[What to work on]:
Leaving out the pictures, transcribe all of the records faithfully.

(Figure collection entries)
+ + + +

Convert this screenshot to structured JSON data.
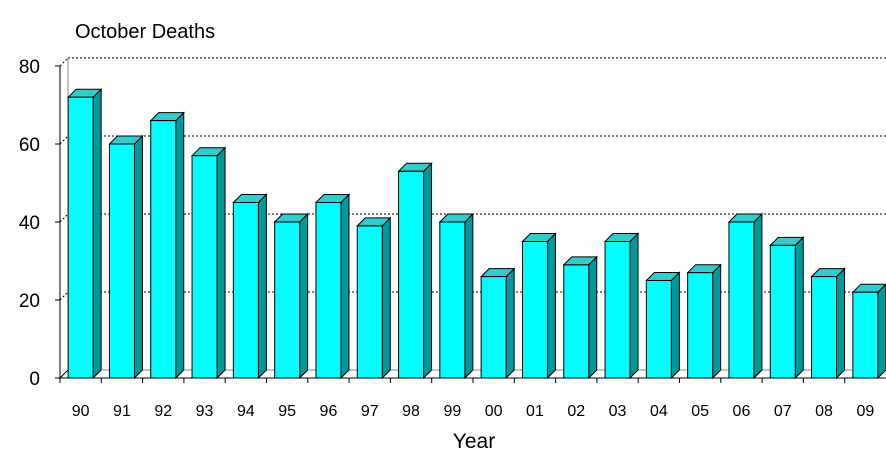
{
  "chart_data": {
    "type": "bar",
    "title": "October Deaths",
    "xlabel": "Year",
    "ylabel": "",
    "ylim": [
      0,
      80
    ],
    "yticks": [
      0,
      20,
      40,
      60,
      80
    ],
    "grid": true,
    "three_d": true,
    "categories": [
      "90",
      "91",
      "92",
      "93",
      "94",
      "95",
      "96",
      "97",
      "98",
      "99",
      "00",
      "01",
      "02",
      "03",
      "04",
      "05",
      "06",
      "07",
      "08",
      "09"
    ],
    "values": [
      72,
      60,
      66,
      57,
      45,
      40,
      45,
      39,
      53,
      40,
      26,
      35,
      29,
      35,
      25,
      27,
      40,
      34,
      26,
      22
    ],
    "colors": {
      "bar_front": "#00FFFF",
      "bar_top": "#33CCCC",
      "bar_side": "#009999",
      "outline": "#000000",
      "grid": "#000000"
    }
  }
}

+ + + +

[Solved problem]:
Convert this screenshot to structured JSON data.
{
  "chart_data": {
    "type": "bar",
    "title": "October Deaths",
    "xlabel": "Year",
    "ylabel": "",
    "ylim": [
      0,
      80
    ],
    "yticks": [
      0,
      20,
      40,
      60,
      80
    ],
    "grid": true,
    "three_d": true,
    "categories": [
      "90",
      "91",
      "92",
      "93",
      "94",
      "95",
      "96",
      "97",
      "98",
      "99",
      "00",
      "01",
      "02",
      "03",
      "04",
      "05",
      "06",
      "07",
      "08",
      "09"
    ],
    "values": [
      72,
      60,
      66,
      57,
      45,
      40,
      45,
      39,
      53,
      40,
      26,
      35,
      29,
      35,
      25,
      27,
      40,
      34,
      26,
      22
    ],
    "colors": {
      "bar_front": "#00FFFF",
      "bar_top": "#33CCCC",
      "bar_side": "#009999",
      "outline": "#000000",
      "grid": "#000000"
    }
  }
}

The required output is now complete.